## [TEXT PASSAGE]
============
Climate change will emphasize the links between disease and poverty, with the potential of pushing developing countries back into brutal poverty.
PORTO VELHO, Brazil — One evening in Porto Velho, I joined four workers from the state’s malaria control program for an evening drive into the nearby countryside.
We left the asphalt just out of town, gunned up a steep dirt road and stopped at a sheep farm.
A small wooden shack was furnished with bales of hay and a small color television. Two sides of the porch had been turned into sheep pens. On the third, clothes hung from a line. Geese waddled in the mud.
The sun had begun to drop, and my companions fanned out and got to work. Each had a short stool, a flashlight, cups lidded with mosquito netting and a long rubber tube.
I followed their leader, a short, dark-haired man named Ernaldo Cunha Santos. He rolled up his pants, set his stool next to the shack, pulled his black cotton socks to his knees, and waited for the mosquitoes to bite.
Each time one landed he would spot it with his flashlight. With the rubber tube in his mouth, he would suck it up and blow it into a cup. Twenty minutes later, he showed me his catch.
The cup was swarming with mosquitoes. Lean and hungry, they zipped like darts from wall to wall. Santos’s tube swept across his leg, vacuuming up five at a time. He paused and gave me a look of mock forbearance. Then alerted by a sudden itching in his ankle, he turned his attention to his socks.
Even where I stood, mosquitoes were biting my wrists and knuckles. After about 45 minutes, I asked Santos how many he had caught. He gave me a thumbs-down. It had rained in the afternoon, and the mosquitoes weren’t biting as much as usual. He had caught only 120.
We piled back into the truck and drove back to Porto Velho. Together, the four men had been bitten by 390 potentially malarial mosquitoes in under an hour. The collection was a daily ritual.
The next morning Santos and his colleagues would test the insects with pesticides so the state could adapt to any signs of resistance.
The economic cost of malaria is high. The disease is both a cause and an effect of poverty.
In Africa, where it is most rampant, the World Bank estimates epidemics cost the continent $12 billion a year and slow economic growth by as much as 1.3 percent. In the countries that are hardest hit, even simple prevention measures like $5 bed nets — let alone anti-malarial drugs or robust mosquito control — are out of reach for the very poor.
“Where malaria prospers most, human societies have prospered least,” wrote Jeffrey Sachs, director of the Earth Institute at Columbia University, and Pia Malaney, an economist at Harvard, in Nature. “The extent of the correlation suggests that malaria and poverty are intimately related.”
The health care systems in richer countries are likely to be able to dampen the effects of climate change on the spread of disease, but countries in the third world will suffer the full consequences.
“Restrictions on the movement of goods could also be a source of economic and political turmoil,” wrote John Podesta and Peter Ogden of the Center for American Progress, a progressive think tank, in the Washington Quarterly.
============
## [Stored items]

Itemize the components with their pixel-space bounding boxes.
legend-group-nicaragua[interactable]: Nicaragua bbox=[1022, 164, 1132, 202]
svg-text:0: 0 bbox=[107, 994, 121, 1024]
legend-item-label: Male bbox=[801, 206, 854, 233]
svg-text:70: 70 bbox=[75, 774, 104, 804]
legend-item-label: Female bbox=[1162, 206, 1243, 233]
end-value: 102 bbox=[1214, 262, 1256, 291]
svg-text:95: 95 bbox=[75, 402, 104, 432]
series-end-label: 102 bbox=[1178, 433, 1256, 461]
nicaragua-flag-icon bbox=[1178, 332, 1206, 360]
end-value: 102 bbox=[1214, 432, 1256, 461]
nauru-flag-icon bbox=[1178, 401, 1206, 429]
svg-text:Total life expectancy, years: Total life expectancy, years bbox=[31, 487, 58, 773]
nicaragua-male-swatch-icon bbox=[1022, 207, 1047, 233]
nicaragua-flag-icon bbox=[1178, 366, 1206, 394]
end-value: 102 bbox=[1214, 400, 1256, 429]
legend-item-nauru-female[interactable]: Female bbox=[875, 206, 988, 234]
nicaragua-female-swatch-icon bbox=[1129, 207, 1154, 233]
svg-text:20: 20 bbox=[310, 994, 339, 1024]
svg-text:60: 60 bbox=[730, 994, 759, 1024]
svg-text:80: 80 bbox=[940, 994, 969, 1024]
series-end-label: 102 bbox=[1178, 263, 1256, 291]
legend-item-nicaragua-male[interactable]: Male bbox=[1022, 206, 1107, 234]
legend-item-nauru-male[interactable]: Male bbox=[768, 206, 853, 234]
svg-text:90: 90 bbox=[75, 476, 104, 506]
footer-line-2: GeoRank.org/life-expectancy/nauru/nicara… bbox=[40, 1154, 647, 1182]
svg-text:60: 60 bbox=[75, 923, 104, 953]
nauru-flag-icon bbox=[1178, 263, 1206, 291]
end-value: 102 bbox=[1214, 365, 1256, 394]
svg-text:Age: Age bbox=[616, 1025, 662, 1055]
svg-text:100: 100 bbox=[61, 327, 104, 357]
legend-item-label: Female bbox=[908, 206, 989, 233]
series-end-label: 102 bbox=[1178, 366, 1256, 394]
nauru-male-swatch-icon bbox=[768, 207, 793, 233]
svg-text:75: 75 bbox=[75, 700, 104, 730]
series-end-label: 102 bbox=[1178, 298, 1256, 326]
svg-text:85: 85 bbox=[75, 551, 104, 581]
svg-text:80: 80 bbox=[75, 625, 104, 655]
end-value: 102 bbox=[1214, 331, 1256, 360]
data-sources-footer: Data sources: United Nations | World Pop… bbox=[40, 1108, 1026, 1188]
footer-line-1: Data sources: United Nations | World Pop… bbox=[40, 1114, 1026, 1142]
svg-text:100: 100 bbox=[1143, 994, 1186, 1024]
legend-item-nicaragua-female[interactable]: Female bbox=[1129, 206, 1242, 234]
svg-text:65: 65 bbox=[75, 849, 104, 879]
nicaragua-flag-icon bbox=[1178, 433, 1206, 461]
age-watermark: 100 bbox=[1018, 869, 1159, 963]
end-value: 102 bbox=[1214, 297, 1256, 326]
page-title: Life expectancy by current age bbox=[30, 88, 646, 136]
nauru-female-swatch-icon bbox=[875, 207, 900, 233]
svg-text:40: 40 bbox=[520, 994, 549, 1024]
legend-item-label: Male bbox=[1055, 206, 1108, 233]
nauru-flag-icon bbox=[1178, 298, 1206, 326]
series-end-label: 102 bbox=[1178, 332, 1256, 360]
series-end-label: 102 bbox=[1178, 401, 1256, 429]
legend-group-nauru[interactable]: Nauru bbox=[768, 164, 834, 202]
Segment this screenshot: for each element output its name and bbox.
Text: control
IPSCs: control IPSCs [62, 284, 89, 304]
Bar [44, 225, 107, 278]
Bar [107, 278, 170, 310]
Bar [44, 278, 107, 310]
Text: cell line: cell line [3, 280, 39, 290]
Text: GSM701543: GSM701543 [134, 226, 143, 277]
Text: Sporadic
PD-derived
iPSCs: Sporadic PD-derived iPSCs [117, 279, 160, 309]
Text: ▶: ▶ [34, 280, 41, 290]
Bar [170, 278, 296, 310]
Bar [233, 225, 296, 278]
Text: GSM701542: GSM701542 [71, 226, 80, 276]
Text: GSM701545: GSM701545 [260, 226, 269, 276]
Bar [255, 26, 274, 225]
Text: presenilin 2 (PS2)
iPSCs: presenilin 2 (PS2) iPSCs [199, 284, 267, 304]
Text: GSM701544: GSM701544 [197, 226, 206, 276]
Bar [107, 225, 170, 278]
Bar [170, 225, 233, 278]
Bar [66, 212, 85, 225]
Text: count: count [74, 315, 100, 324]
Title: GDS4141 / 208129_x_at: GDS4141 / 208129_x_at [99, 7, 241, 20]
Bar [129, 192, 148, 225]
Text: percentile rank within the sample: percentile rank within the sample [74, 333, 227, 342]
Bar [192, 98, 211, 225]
============
## [YOUR TASKS]
• a. How would the sentence "The economic cost of malaria is high." from the malaria article read in Spanish?
• b. Can you write out the malaria article starting at "We left the" and ending at "mosquitoes to bite.", replacing "stool" with "bench"?
The stored items have no connection to the malaria article.

## [ANSWER LIST]
• a. El costo económico de la malaria es alto.

• b.
We left the asphalt just out of town, gunned up a steep dirt road and stopped at a sheep farm.
A small wooden shack was furnished with bales of hay and a small color television. Two sides of the porch had been turned into sheep pens. On the third, clothes hung from a line. Geese waddled in the mud.
The sun had begun to drop, and my companions fanned out and got to work. Each had a short bench, a flashlight, cups lidded with mosquito netting and a long rubber tube.
I followed their leader, a short, dark-haired man named Ernaldo Cunha Santos. He rolled up his pants, set his bench next to the shack, pulled his black cotton socks to his knees, and waited for the mosquitoes to bite.